====== Records for this exercise ======

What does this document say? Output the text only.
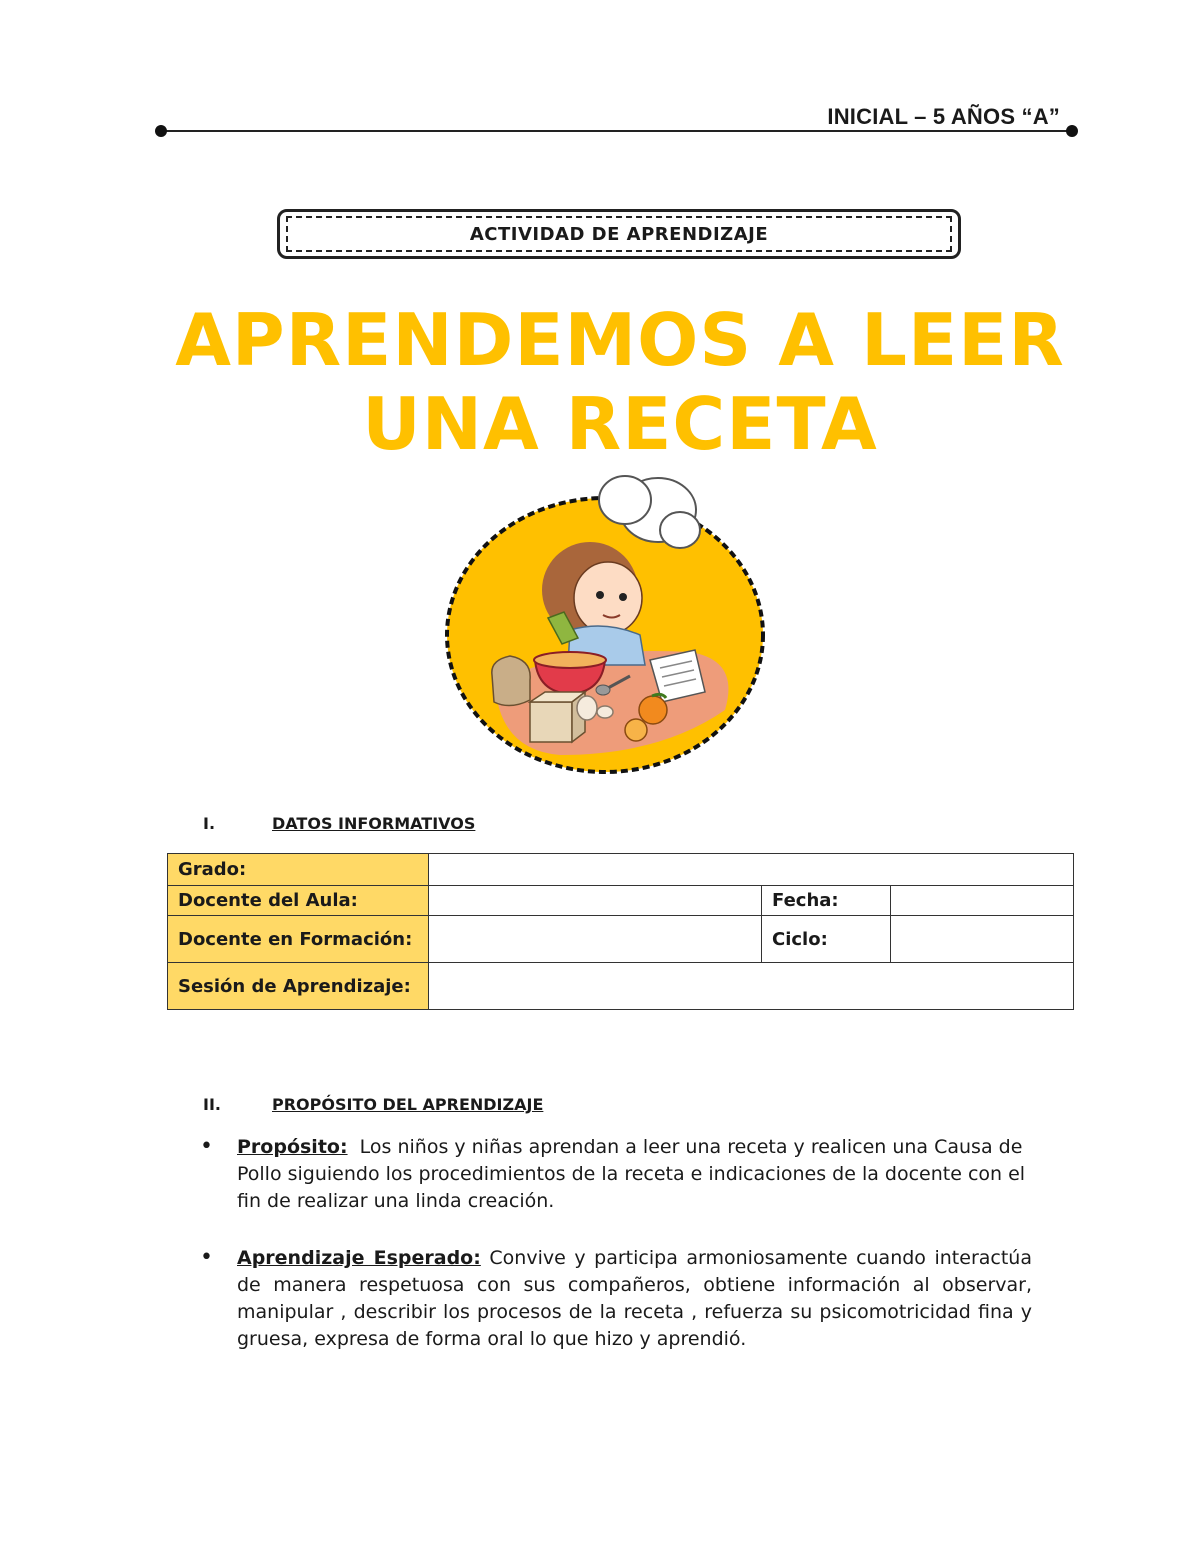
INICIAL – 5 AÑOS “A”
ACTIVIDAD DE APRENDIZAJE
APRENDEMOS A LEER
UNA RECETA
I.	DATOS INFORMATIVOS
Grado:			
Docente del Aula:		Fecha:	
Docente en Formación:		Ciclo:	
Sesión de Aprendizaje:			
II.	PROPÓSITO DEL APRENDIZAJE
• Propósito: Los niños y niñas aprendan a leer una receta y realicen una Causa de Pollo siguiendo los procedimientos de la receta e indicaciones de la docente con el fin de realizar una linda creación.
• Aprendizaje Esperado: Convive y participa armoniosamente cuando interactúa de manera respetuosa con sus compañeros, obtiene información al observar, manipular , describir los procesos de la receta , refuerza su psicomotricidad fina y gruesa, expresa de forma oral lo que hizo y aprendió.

======

*Exercise directions*:
Copy each line in full and exactly, omitting any picture.

*Answer to this task*:
What does this document say? Output the text only.
INICIAL – 5 AÑOS “A”
ACTIVIDAD DE APRENDIZAJE
APRENDEMOS A LEER
UNA RECETA
I.	DATOS INFORMATIVOS
Grado:			
Docente del Aula:		Fecha:	
Docente en Formación:		Ciclo:	
Sesión de Aprendizaje:			
II.	PROPÓSITO DEL APRENDIZAJE
• Propósito: Los niños y niñas aprendan a leer una receta y realicen una Causa de Pollo siguiendo los procedimientos de la receta e indicaciones de la docente con el fin de realizar una linda creación.
• Aprendizaje Esperado: Convive y participa armoniosamente cuando interactúa de manera respetuosa con sus compañeros, obtiene información al observar, manipular , describir los procesos de la receta , refuerza su psicomotricidad fina y gruesa, expresa de forma oral lo que hizo y aprendió.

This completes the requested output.